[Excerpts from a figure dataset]

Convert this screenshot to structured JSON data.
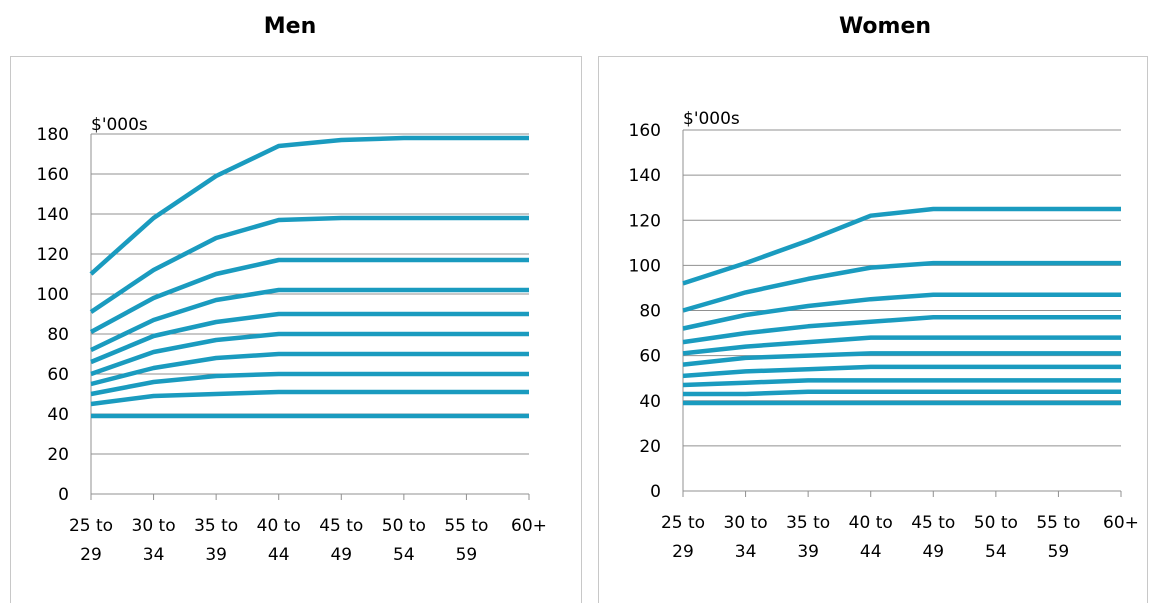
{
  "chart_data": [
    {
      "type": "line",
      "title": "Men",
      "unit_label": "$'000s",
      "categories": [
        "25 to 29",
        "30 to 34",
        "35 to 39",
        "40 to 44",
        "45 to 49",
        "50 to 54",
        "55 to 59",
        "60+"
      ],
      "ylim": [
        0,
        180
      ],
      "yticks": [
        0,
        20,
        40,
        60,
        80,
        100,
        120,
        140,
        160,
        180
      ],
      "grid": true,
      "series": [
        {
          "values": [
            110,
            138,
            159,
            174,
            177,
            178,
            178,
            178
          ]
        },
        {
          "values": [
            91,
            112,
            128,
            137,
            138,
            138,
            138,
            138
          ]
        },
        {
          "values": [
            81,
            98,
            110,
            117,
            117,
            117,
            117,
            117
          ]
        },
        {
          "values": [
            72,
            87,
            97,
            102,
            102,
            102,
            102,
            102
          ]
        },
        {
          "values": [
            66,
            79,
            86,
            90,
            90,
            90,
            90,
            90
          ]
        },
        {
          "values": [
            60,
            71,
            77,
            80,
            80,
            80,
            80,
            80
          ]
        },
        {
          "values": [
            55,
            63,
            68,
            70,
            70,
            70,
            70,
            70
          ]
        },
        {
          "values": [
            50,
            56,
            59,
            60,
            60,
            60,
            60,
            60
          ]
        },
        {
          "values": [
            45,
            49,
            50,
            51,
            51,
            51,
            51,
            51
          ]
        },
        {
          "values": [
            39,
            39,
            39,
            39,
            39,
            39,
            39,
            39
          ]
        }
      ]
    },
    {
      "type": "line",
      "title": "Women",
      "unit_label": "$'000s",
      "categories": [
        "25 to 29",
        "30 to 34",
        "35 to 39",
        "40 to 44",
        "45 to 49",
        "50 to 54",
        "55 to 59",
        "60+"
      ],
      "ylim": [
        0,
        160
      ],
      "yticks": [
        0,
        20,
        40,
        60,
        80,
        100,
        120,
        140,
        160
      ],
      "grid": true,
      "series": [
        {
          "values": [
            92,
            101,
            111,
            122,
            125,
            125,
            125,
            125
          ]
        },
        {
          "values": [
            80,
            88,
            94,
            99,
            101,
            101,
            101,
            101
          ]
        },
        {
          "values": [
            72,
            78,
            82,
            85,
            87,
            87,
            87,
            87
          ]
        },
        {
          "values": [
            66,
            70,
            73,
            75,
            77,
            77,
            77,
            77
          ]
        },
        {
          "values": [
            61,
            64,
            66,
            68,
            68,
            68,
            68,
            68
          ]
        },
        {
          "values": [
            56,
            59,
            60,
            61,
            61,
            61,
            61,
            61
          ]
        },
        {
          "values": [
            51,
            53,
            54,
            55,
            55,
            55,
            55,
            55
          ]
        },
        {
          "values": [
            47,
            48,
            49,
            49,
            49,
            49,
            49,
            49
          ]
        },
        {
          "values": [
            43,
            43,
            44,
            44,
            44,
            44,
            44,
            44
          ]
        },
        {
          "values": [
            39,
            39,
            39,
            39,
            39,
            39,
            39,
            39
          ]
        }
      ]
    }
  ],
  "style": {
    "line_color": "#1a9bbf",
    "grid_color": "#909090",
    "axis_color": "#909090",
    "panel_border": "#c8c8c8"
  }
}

Short exercise ▸ Exclude the pictures, and transcribe all of the material exactly.

Full response ▸
Convert this screenshot to structured JSON data.
{
  "chart_data": [
    {
      "type": "line",
      "title": "Men",
      "unit_label": "$'000s",
      "categories": [
        "25 to 29",
        "30 to 34",
        "35 to 39",
        "40 to 44",
        "45 to 49",
        "50 to 54",
        "55 to 59",
        "60+"
      ],
      "ylim": [
        0,
        180
      ],
      "yticks": [
        0,
        20,
        40,
        60,
        80,
        100,
        120,
        140,
        160,
        180
      ],
      "grid": true,
      "series": [
        {
          "values": [
            110,
            138,
            159,
            174,
            177,
            178,
            178,
            178
          ]
        },
        {
          "values": [
            91,
            112,
            128,
            137,
            138,
            138,
            138,
            138
          ]
        },
        {
          "values": [
            81,
            98,
            110,
            117,
            117,
            117,
            117,
            117
          ]
        },
        {
          "values": [
            72,
            87,
            97,
            102,
            102,
            102,
            102,
            102
          ]
        },
        {
          "values": [
            66,
            79,
            86,
            90,
            90,
            90,
            90,
            90
          ]
        },
        {
          "values": [
            60,
            71,
            77,
            80,
            80,
            80,
            80,
            80
          ]
        },
        {
          "values": [
            55,
            63,
            68,
            70,
            70,
            70,
            70,
            70
          ]
        },
        {
          "values": [
            50,
            56,
            59,
            60,
            60,
            60,
            60,
            60
          ]
        },
        {
          "values": [
            45,
            49,
            50,
            51,
            51,
            51,
            51,
            51
          ]
        },
        {
          "values": [
            39,
            39,
            39,
            39,
            39,
            39,
            39,
            39
          ]
        }
      ]
    },
    {
      "type": "line",
      "title": "Women",
      "unit_label": "$'000s",
      "categories": [
        "25 to 29",
        "30 to 34",
        "35 to 39",
        "40 to 44",
        "45 to 49",
        "50 to 54",
        "55 to 59",
        "60+"
      ],
      "ylim": [
        0,
        160
      ],
      "yticks": [
        0,
        20,
        40,
        60,
        80,
        100,
        120,
        140,
        160
      ],
      "grid": true,
      "series": [
        {
          "values": [
            92,
            101,
            111,
            122,
            125,
            125,
            125,
            125
          ]
        },
        {
          "values": [
            80,
            88,
            94,
            99,
            101,
            101,
            101,
            101
          ]
        },
        {
          "values": [
            72,
            78,
            82,
            85,
            87,
            87,
            87,
            87
          ]
        },
        {
          "values": [
            66,
            70,
            73,
            75,
            77,
            77,
            77,
            77
          ]
        },
        {
          "values": [
            61,
            64,
            66,
            68,
            68,
            68,
            68,
            68
          ]
        },
        {
          "values": [
            56,
            59,
            60,
            61,
            61,
            61,
            61,
            61
          ]
        },
        {
          "values": [
            51,
            53,
            54,
            55,
            55,
            55,
            55,
            55
          ]
        },
        {
          "values": [
            47,
            48,
            49,
            49,
            49,
            49,
            49,
            49
          ]
        },
        {
          "values": [
            43,
            43,
            44,
            44,
            44,
            44,
            44,
            44
          ]
        },
        {
          "values": [
            39,
            39,
            39,
            39,
            39,
            39,
            39,
            39
          ]
        }
      ]
    }
  ],
  "style": {
    "line_color": "#1a9bbf",
    "grid_color": "#909090",
    "axis_color": "#909090",
    "panel_border": "#c8c8c8"
  }
}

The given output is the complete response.